• _DOCUMENT EXCERPT_:
____

I have embarked on the most ridiculous project—and all by accident. It started when I returned home from Alaska and was confronted with friends and family asking “How was your trip? Do you have photos?” Do I have photos? Ha! I have over 850 photos that needed to be sorted, cropped and corrected. And they will not be released in to the world until they are perfect. Perfect. But there was this nagging voice inside my head telling me that I need to get to previous photos before I even attempt these. I tried to quiet it, but nagging voices aren’t that easy to silence. Well, at least mine is not. So I looked back to see when I last printed out photos. And as it turns out, it was 2004. As in FIVE years ago. Oh lord.

____

Document structure recognition data
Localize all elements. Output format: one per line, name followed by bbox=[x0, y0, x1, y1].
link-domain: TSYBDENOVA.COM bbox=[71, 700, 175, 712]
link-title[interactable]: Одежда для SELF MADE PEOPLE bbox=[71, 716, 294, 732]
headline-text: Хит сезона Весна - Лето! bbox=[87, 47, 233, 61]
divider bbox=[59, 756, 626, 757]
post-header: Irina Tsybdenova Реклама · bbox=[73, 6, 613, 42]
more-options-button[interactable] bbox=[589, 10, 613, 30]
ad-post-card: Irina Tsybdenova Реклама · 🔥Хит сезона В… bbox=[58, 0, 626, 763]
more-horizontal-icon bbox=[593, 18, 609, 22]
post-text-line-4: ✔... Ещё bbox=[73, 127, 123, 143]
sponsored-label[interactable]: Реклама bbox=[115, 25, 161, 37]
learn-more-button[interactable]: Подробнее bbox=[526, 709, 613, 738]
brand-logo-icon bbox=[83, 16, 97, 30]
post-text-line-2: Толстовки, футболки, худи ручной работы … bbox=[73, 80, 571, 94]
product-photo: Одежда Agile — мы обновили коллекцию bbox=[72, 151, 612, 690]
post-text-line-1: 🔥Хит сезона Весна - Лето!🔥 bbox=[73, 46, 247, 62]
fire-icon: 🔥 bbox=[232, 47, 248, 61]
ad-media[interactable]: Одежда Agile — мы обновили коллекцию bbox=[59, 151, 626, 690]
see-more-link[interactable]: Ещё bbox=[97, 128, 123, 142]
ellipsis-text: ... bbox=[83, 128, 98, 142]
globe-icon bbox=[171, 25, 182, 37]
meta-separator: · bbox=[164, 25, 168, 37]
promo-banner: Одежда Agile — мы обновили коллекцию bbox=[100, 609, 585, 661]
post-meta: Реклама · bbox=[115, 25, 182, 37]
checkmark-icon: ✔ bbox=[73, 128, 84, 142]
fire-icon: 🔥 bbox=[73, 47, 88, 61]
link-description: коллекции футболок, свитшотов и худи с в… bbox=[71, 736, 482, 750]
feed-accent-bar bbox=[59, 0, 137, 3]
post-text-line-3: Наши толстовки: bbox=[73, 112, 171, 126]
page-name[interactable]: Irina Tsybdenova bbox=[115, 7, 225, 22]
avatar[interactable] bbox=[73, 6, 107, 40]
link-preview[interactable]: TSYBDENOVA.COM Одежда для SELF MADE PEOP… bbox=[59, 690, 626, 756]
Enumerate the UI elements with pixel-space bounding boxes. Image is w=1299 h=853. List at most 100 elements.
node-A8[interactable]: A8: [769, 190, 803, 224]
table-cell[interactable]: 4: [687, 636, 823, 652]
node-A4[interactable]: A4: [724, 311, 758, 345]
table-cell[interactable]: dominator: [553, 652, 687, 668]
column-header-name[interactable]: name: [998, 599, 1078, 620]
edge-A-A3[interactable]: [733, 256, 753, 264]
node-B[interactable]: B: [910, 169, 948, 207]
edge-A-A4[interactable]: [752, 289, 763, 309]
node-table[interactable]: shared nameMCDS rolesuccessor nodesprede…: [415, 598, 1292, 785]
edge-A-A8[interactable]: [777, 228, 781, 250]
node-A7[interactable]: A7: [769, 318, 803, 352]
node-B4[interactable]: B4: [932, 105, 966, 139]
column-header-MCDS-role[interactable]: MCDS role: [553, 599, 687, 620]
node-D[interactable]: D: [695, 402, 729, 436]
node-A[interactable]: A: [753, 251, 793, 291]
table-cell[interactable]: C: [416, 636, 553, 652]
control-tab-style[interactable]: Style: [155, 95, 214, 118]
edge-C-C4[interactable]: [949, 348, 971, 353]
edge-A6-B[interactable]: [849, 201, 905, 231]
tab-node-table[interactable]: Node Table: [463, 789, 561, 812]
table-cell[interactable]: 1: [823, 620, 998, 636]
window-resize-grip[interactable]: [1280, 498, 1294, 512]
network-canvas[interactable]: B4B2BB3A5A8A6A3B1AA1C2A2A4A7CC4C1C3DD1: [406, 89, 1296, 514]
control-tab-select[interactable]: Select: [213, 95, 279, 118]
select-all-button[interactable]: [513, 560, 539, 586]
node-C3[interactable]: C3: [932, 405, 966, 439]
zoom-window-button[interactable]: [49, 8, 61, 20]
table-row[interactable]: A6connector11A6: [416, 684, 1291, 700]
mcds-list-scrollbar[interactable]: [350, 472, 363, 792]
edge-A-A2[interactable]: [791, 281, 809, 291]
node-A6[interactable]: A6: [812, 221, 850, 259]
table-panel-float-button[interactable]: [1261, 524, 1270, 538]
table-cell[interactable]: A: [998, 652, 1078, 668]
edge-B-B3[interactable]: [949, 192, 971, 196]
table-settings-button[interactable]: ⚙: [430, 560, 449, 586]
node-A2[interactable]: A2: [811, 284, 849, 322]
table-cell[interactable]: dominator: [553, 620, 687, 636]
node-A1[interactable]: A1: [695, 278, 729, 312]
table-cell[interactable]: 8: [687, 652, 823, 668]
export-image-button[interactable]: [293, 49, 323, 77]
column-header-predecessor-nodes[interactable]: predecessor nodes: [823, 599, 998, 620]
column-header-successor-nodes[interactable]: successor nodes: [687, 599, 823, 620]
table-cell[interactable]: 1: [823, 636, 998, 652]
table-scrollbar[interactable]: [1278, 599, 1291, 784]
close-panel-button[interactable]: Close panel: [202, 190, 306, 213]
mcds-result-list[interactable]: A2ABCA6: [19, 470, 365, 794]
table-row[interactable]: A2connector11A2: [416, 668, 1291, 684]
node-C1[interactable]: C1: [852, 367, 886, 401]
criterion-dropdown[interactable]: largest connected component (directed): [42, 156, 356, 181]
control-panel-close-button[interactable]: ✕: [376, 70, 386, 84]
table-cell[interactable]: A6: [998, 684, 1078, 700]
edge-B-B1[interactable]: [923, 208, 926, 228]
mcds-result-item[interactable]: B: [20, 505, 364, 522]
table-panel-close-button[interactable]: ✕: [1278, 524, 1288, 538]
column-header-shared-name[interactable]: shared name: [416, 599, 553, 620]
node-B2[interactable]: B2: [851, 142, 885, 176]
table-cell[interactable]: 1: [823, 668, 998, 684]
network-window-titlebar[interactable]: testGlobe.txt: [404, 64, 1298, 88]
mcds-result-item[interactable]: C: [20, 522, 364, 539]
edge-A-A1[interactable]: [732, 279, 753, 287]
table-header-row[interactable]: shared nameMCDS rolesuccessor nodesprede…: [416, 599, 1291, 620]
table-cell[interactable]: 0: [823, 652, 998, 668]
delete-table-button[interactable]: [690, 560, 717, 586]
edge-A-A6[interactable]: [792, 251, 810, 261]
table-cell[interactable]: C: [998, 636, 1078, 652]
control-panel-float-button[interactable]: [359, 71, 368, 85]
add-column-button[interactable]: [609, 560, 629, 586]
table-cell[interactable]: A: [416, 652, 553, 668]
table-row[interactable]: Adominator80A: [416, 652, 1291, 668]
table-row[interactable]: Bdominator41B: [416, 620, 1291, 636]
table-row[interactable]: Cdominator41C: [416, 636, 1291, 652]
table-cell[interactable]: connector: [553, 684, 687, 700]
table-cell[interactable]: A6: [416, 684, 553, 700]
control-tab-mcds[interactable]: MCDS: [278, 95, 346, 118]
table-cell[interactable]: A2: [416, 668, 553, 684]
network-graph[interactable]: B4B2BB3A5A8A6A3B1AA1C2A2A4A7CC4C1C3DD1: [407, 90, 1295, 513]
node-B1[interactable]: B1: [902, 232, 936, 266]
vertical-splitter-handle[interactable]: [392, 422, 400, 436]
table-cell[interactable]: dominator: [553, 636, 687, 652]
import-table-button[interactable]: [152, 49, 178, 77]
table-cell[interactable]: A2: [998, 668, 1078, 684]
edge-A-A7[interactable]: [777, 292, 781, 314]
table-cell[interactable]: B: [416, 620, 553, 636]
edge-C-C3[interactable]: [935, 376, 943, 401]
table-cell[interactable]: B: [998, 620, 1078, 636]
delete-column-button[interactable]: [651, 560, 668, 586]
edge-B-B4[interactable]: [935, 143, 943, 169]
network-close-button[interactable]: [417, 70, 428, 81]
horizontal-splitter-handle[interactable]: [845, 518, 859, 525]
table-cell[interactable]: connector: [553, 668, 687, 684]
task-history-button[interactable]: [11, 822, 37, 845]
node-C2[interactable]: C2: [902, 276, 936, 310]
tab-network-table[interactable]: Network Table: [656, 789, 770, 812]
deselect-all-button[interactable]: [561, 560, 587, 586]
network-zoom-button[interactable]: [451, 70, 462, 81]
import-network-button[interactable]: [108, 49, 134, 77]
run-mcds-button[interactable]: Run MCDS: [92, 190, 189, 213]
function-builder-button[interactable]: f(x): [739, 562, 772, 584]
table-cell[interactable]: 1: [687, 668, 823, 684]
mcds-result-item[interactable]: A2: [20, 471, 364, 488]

____

• _REQUIRED ACTIONS_:
1. According to the Alaska photos passage, in what year did the writer last print out photos?
2. Please list everything that the Alaska photos passage says the 850-plus photos needed.

• _RESULTS OF THE EXERCISE_:
1. 2004

2.
- Sorting
- Cropping
- Correcting